Do this: Locate every line in the entries below that contains the word "name" and copy each of those lines.

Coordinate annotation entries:
++++

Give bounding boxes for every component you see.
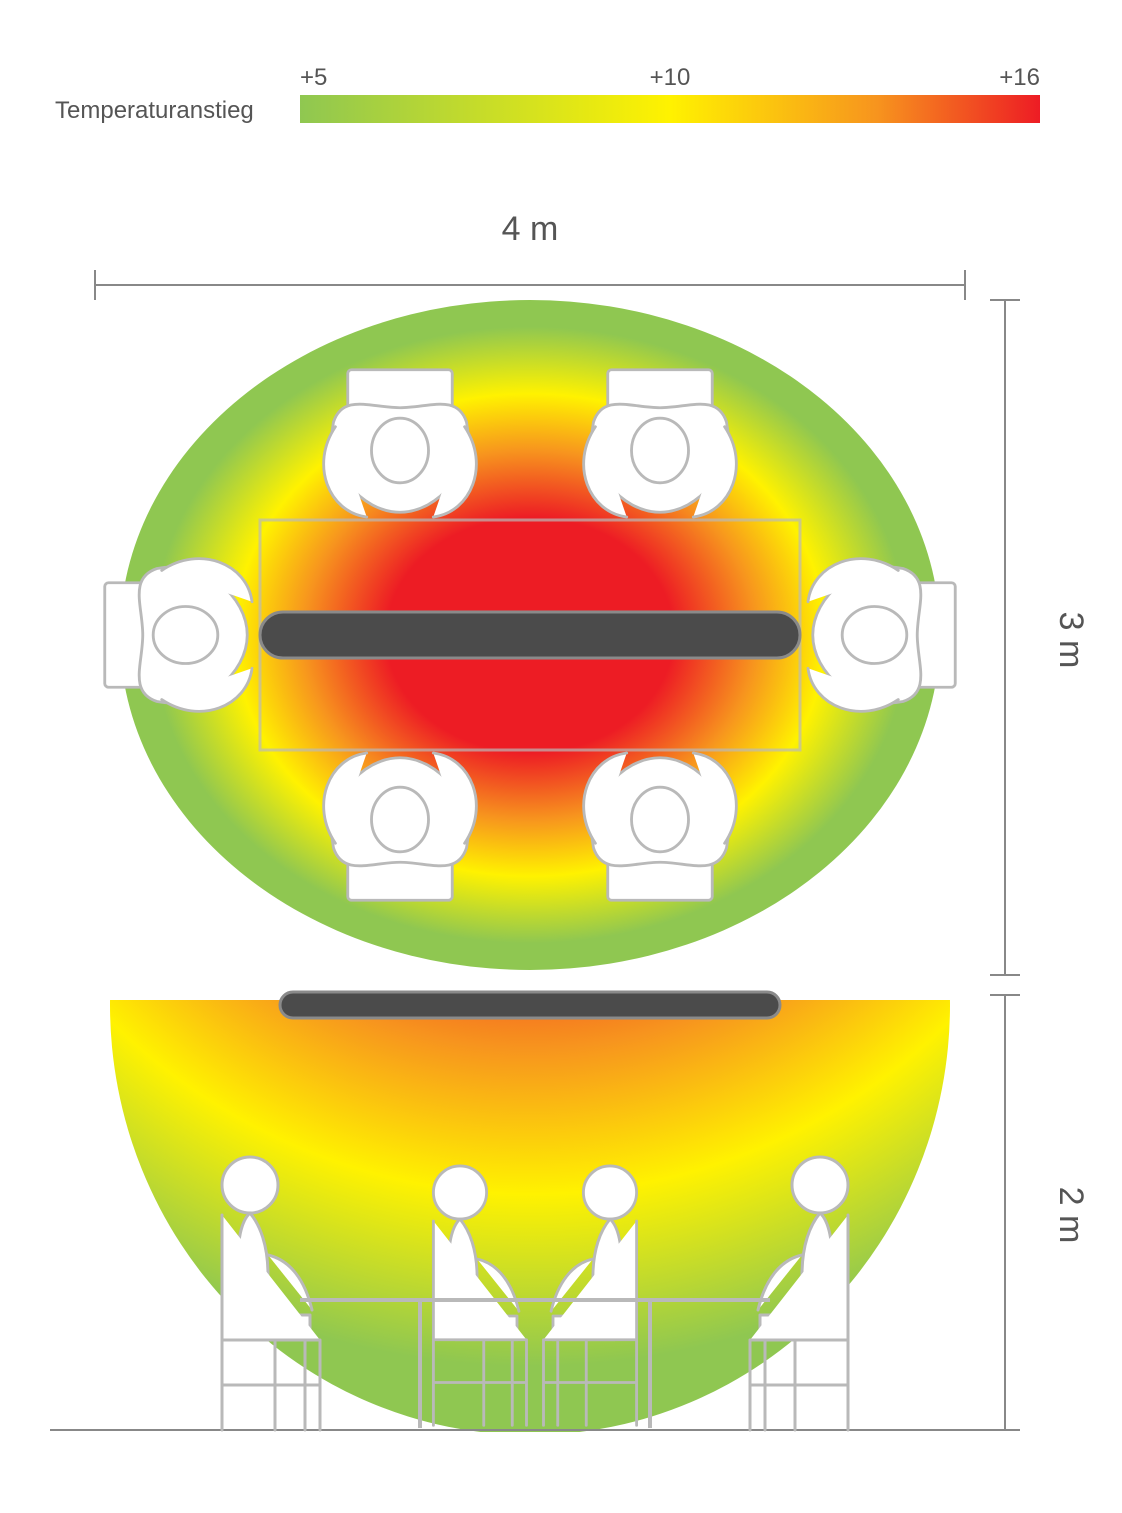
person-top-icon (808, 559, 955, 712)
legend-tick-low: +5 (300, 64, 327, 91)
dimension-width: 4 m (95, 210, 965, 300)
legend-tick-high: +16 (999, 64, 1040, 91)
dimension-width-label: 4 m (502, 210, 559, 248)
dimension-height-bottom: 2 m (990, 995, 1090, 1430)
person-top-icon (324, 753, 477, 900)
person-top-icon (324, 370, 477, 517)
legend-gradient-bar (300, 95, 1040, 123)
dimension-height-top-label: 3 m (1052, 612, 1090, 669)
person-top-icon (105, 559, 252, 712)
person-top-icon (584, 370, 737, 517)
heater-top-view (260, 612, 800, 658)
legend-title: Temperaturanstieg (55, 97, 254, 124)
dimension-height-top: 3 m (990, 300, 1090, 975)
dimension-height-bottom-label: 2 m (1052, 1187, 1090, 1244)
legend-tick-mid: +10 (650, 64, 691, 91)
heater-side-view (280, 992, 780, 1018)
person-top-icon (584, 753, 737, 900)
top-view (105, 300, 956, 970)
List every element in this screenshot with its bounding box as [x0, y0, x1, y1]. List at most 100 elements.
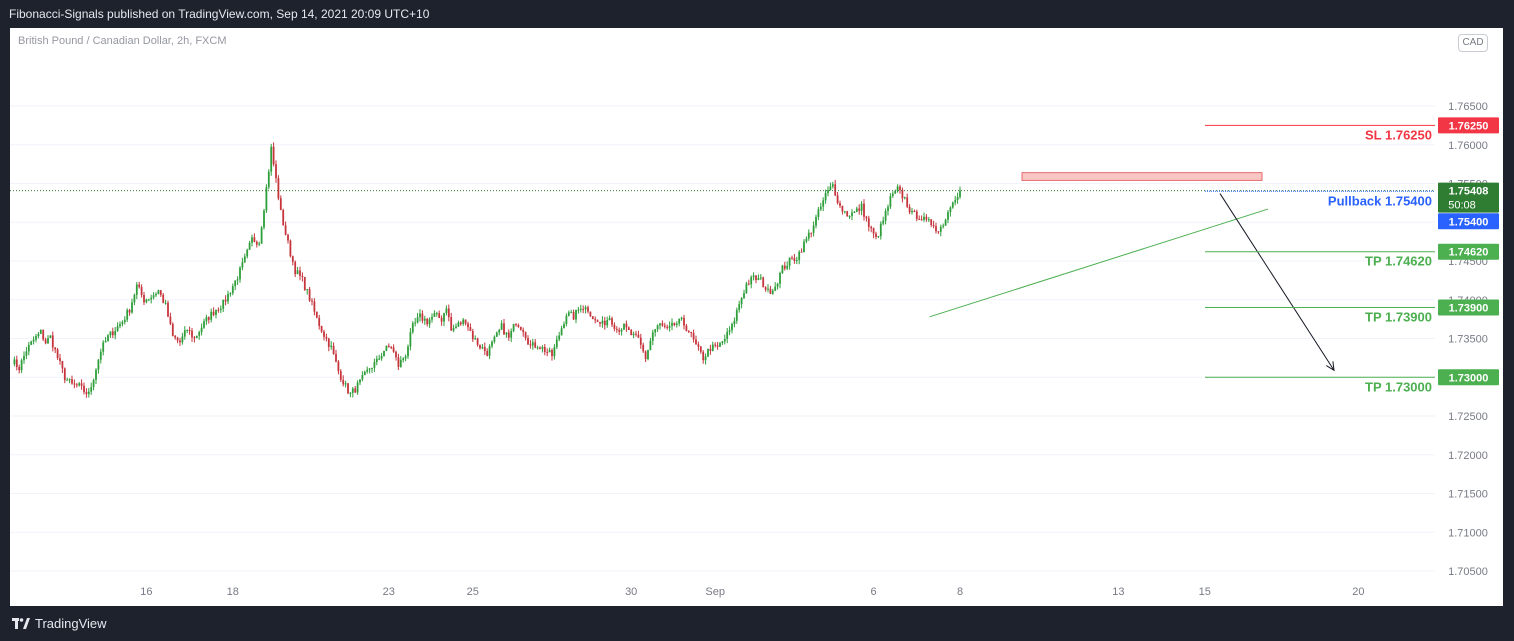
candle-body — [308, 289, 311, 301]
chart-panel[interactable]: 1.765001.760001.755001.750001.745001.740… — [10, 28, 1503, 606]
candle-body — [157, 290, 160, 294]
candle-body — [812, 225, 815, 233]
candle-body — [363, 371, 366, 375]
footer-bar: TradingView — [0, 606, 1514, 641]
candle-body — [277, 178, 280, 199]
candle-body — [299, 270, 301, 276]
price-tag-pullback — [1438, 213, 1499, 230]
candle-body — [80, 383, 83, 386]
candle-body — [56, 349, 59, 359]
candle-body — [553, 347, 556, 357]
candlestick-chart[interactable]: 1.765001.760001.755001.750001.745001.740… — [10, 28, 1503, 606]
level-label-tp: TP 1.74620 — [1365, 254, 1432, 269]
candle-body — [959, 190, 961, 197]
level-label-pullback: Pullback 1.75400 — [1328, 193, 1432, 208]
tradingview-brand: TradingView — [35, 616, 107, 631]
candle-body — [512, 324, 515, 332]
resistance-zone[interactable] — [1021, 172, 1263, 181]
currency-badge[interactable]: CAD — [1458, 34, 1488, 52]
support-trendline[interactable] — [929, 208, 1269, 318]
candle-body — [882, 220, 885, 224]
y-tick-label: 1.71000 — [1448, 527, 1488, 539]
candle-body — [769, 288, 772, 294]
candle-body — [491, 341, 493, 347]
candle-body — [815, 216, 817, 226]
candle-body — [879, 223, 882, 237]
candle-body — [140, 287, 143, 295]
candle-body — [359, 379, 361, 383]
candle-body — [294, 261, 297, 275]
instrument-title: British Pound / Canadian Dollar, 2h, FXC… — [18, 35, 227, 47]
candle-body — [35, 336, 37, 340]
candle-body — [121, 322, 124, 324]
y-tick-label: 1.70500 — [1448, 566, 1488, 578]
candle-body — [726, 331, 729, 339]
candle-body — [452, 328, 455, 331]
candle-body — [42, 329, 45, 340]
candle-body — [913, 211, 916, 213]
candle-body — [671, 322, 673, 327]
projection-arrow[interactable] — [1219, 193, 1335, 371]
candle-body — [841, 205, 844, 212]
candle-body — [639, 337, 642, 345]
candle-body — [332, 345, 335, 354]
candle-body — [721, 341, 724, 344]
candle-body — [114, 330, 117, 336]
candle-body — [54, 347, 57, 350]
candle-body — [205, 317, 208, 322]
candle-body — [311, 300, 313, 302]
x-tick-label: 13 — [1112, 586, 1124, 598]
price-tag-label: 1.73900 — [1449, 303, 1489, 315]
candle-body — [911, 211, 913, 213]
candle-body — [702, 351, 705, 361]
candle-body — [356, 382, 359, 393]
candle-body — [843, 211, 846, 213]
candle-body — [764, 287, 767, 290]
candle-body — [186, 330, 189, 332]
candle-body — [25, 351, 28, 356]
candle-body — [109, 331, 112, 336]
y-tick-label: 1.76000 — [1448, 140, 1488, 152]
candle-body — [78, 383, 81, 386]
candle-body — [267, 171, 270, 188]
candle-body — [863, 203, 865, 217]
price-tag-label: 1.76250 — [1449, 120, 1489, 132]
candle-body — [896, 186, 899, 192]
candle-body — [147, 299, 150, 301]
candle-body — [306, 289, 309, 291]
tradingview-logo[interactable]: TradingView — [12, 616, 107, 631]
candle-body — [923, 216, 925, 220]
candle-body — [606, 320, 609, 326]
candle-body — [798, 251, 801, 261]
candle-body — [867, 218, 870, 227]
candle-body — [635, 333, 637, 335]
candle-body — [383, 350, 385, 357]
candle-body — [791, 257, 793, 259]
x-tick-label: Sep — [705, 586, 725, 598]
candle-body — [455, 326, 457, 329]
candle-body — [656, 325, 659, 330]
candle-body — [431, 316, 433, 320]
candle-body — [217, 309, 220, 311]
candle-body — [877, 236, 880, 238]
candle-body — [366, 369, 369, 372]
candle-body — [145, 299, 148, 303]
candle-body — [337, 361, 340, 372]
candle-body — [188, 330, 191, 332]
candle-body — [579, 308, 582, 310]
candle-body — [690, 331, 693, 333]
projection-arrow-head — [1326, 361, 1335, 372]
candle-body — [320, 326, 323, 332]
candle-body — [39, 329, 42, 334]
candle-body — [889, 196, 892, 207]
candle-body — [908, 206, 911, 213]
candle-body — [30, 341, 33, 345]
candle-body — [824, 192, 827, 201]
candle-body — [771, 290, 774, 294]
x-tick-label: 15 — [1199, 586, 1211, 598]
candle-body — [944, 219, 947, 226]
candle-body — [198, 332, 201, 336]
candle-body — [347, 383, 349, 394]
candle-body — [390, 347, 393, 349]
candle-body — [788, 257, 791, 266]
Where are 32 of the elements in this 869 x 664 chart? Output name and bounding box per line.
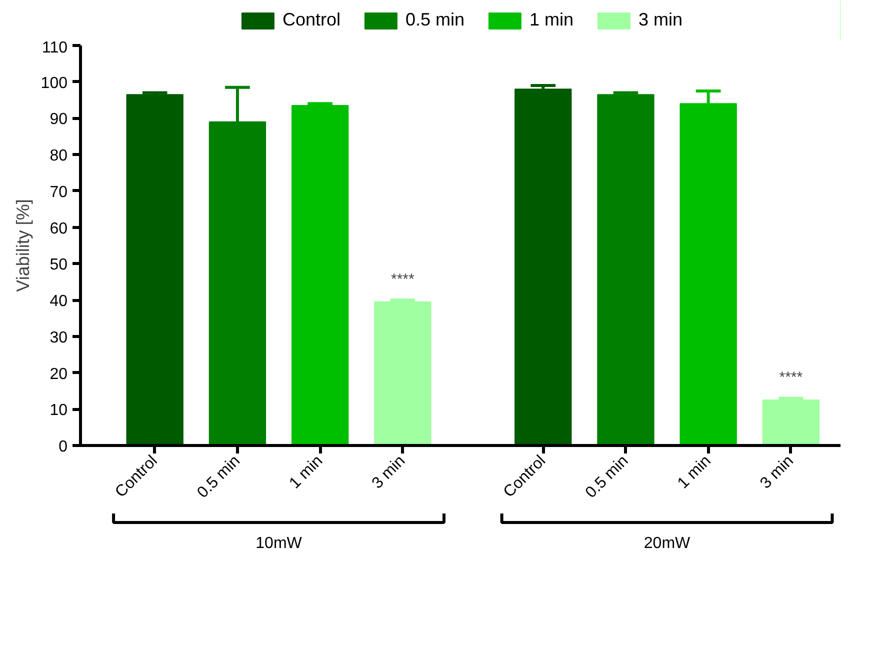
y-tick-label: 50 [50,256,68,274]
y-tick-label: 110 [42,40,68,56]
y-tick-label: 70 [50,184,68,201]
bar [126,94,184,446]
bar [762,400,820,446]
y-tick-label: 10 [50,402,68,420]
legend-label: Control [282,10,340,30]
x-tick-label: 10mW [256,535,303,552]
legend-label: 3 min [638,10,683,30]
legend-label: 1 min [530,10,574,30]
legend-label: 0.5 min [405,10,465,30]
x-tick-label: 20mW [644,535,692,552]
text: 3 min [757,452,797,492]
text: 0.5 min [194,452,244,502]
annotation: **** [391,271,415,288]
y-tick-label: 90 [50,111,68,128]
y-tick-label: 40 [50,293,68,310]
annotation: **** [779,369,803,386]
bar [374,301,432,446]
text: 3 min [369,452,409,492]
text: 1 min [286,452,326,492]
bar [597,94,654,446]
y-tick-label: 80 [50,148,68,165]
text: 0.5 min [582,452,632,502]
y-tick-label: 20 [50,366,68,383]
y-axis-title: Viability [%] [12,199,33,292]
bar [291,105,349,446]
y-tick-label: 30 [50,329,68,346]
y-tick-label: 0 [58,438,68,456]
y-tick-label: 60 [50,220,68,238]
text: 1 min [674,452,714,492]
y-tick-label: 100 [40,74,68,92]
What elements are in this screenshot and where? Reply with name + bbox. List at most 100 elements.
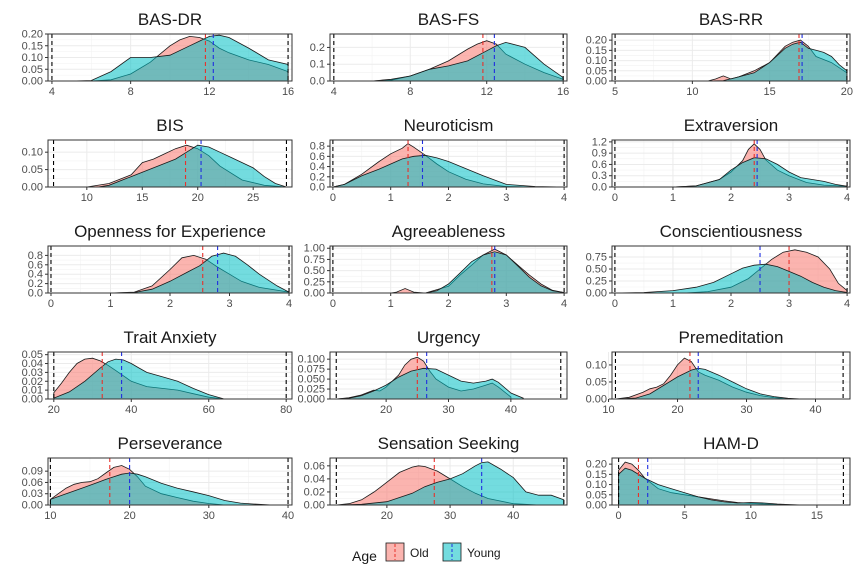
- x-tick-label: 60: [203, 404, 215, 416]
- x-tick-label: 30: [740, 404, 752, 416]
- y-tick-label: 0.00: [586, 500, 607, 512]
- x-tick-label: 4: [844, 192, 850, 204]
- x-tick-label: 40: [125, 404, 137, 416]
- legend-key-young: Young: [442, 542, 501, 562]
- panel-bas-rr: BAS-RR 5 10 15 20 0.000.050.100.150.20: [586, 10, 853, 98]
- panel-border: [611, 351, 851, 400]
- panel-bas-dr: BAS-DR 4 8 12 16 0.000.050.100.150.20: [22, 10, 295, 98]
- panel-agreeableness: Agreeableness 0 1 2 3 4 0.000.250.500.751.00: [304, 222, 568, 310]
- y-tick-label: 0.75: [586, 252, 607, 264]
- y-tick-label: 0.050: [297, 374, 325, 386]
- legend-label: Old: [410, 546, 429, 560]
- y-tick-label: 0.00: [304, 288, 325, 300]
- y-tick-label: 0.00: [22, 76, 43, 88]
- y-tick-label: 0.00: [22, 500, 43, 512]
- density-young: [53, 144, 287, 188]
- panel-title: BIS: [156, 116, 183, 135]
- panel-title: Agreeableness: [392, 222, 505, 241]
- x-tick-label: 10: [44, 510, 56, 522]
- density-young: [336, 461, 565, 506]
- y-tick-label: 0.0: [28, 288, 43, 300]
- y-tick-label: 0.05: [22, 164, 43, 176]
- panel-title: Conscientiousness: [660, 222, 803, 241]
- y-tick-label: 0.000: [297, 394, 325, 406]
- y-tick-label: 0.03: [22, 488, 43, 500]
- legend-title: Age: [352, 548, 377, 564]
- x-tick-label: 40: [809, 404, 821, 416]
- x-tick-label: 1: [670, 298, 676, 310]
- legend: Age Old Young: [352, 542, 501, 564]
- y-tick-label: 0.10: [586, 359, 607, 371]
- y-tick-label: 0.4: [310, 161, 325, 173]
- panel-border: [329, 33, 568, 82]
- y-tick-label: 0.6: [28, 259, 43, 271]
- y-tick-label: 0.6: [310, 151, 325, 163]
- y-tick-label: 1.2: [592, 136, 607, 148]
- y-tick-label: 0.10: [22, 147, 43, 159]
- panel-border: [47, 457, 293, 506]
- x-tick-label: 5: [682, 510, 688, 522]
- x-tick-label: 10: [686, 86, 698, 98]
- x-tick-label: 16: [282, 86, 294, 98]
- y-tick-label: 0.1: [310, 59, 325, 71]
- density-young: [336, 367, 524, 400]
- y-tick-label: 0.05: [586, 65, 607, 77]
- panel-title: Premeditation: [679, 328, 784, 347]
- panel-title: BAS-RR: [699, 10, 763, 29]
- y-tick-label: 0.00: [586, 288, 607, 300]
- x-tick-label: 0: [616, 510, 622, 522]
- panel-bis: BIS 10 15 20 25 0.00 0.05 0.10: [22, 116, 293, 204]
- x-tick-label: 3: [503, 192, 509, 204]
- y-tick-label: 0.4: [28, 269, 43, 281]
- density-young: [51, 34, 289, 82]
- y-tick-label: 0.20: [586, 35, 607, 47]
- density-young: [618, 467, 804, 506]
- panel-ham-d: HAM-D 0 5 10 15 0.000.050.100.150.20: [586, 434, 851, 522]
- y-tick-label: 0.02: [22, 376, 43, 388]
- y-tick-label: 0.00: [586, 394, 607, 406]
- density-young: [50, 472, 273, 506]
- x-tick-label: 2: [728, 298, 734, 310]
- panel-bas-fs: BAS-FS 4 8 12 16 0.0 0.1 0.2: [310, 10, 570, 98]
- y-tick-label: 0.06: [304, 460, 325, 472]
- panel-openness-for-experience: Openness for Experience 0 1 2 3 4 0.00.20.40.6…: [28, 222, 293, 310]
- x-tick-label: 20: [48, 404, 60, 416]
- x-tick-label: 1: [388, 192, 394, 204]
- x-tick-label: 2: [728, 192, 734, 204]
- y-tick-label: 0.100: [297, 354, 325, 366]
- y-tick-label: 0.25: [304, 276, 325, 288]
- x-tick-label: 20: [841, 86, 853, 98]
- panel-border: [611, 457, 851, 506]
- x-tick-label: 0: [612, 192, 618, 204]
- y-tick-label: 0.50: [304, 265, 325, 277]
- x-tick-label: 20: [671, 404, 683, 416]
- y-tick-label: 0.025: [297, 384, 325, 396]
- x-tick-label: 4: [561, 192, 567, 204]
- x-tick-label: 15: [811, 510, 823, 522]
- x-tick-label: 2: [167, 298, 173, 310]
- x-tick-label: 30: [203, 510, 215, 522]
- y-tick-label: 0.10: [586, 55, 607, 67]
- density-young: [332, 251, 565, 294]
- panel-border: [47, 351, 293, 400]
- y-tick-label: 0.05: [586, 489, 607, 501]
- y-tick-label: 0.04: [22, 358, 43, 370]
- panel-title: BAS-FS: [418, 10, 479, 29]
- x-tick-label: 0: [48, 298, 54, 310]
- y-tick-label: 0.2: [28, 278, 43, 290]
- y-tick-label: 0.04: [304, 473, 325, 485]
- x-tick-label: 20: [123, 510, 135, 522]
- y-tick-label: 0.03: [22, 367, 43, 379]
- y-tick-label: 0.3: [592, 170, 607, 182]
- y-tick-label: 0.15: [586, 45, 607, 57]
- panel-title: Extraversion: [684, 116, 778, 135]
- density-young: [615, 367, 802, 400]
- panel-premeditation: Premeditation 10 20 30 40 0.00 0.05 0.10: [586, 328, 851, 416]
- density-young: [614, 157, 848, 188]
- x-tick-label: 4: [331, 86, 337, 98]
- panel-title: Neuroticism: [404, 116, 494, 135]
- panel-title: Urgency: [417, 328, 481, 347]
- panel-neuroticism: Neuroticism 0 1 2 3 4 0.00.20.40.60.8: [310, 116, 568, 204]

++++

Response to this task:
Where are 32 of the elements in this 869 x 664 chart? Output name and bounding box per line.
What elements are in this screenshot and where? Reply with name + bbox. List at most 100 elements.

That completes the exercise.